• [TASK DESCRIPTION]
Scan the data beneath this task and copy each line that includes "name".

---------------

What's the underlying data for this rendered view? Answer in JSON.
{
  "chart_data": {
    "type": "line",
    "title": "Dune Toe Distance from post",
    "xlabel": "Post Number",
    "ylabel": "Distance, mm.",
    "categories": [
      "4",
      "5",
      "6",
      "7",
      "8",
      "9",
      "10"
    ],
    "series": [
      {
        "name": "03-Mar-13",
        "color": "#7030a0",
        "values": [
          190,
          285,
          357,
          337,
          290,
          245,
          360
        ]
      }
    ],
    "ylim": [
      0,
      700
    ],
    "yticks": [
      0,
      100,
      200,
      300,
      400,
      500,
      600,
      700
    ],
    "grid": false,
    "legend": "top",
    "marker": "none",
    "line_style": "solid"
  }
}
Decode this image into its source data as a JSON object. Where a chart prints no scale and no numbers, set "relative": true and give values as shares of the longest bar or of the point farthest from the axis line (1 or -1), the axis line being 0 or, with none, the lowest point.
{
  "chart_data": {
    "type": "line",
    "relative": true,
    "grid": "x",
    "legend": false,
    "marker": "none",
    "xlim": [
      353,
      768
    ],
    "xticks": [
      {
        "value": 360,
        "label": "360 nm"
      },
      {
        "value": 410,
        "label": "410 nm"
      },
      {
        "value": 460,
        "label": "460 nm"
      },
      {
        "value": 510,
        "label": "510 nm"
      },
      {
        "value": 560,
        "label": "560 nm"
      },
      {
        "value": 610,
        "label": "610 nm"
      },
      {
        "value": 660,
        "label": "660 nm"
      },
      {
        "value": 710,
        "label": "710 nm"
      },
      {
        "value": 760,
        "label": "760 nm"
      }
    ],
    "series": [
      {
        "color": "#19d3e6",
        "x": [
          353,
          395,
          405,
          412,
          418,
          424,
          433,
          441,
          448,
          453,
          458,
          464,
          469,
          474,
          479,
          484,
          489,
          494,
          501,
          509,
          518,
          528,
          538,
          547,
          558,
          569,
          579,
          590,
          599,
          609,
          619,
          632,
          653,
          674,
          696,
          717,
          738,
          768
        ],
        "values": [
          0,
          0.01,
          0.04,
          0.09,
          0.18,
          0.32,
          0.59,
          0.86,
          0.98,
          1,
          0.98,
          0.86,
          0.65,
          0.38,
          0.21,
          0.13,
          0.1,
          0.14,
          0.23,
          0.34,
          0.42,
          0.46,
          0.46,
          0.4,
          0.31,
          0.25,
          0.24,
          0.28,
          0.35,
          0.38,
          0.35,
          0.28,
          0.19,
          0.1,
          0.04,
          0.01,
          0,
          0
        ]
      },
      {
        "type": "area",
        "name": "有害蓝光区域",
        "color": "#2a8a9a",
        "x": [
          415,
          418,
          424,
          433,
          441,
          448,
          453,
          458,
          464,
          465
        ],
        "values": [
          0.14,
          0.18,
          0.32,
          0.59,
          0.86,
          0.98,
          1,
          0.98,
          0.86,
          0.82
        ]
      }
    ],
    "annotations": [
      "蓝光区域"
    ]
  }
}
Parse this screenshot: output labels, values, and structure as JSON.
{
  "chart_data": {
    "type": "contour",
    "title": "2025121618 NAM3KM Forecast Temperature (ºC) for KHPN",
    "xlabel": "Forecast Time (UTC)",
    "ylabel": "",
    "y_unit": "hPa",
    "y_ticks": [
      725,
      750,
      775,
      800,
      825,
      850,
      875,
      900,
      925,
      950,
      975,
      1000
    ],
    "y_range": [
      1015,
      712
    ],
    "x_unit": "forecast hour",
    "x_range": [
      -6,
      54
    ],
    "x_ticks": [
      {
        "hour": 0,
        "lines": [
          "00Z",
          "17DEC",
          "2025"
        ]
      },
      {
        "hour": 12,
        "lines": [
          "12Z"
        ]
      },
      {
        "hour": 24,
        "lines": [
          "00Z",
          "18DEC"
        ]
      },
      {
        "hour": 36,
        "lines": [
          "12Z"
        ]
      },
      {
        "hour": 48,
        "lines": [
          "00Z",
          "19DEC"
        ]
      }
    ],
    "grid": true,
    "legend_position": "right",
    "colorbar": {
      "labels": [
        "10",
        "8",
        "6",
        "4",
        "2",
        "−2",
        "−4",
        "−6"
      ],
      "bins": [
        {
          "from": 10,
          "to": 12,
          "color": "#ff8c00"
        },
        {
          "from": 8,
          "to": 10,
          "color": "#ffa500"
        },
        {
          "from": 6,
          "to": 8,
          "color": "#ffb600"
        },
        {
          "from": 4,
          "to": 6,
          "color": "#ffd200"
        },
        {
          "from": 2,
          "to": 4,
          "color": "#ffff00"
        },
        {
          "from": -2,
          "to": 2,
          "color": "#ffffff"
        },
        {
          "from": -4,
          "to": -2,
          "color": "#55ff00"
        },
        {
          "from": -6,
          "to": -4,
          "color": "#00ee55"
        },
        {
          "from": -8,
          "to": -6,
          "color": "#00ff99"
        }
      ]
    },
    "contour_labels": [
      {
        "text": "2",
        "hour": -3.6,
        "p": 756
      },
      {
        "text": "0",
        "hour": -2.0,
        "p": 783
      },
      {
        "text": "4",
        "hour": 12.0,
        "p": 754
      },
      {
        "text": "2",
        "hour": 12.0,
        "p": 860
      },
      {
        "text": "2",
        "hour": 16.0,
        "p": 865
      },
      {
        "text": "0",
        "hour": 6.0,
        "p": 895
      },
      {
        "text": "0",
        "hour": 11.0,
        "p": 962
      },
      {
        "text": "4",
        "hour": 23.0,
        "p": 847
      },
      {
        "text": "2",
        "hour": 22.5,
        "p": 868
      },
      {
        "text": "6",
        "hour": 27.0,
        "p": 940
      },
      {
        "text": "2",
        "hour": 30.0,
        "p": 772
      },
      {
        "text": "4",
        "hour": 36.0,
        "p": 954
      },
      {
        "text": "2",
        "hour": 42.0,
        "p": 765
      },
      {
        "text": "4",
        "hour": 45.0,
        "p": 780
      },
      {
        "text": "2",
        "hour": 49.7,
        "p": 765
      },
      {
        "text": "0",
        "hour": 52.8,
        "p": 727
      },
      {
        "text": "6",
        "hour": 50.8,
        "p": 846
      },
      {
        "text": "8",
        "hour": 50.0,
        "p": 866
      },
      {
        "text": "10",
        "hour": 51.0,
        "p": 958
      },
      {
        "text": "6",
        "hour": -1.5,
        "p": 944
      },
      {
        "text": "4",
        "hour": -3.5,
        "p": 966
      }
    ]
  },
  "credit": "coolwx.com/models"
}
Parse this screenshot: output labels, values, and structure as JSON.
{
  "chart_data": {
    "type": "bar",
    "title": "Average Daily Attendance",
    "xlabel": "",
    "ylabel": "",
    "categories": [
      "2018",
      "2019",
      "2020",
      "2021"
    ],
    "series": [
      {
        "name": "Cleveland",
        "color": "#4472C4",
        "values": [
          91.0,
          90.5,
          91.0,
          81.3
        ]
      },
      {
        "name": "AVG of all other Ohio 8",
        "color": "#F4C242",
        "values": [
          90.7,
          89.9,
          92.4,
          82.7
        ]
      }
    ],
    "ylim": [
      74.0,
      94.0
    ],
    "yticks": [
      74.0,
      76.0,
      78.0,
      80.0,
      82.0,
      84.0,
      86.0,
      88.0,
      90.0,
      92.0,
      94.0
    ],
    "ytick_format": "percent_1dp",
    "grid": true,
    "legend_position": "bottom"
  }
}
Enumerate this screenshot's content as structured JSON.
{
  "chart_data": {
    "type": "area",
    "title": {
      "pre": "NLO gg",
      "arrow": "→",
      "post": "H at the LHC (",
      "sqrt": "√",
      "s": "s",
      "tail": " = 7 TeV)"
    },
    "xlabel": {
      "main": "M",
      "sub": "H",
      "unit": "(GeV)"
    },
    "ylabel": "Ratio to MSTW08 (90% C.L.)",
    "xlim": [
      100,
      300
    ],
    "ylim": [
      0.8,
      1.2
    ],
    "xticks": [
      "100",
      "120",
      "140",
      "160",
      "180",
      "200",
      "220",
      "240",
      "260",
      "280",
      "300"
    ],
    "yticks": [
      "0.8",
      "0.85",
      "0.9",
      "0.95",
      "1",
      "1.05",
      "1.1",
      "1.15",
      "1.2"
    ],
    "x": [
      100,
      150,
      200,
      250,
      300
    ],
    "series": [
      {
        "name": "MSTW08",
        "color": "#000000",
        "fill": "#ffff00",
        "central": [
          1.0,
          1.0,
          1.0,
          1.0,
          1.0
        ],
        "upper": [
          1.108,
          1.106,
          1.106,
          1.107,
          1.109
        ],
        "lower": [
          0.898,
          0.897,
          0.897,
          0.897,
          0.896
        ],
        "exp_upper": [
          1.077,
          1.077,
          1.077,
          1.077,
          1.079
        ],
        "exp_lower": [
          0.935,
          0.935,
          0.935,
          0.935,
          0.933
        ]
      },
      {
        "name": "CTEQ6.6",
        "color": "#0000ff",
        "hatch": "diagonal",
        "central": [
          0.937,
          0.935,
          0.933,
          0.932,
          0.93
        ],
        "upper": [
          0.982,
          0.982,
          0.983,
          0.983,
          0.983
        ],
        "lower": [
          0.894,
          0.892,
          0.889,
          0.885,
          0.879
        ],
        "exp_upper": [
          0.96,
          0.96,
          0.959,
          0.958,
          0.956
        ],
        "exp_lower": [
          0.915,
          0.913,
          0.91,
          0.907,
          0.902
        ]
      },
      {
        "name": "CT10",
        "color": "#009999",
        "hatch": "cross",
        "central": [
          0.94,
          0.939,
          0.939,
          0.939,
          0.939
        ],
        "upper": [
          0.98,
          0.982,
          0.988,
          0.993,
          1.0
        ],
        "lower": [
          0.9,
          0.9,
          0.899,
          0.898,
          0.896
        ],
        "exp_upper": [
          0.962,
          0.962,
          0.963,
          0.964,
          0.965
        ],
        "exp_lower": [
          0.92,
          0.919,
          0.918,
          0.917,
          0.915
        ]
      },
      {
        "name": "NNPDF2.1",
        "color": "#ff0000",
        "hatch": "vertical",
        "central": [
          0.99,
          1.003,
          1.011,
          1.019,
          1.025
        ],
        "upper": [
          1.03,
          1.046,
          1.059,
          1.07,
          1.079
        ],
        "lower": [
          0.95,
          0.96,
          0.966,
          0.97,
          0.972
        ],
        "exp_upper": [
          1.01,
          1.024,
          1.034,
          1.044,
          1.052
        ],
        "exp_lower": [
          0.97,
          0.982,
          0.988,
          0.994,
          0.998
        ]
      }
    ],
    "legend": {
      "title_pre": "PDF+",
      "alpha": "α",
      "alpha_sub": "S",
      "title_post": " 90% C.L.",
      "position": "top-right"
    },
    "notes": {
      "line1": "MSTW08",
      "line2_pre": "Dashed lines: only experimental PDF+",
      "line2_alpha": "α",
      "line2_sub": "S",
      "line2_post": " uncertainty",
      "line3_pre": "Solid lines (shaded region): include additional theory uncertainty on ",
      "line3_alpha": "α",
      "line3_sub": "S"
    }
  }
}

---------------

• [RESULT]
        "name": "03-Mar-13",
        "name": "有害蓝光区域",
        "name": "Cleveland",
        "name": "AVG of all other Ohio 8",
        "name": "MSTW08",
        "name": "CTEQ6.6",
        "name": "CT10",
        "name": "NNPDF2.1",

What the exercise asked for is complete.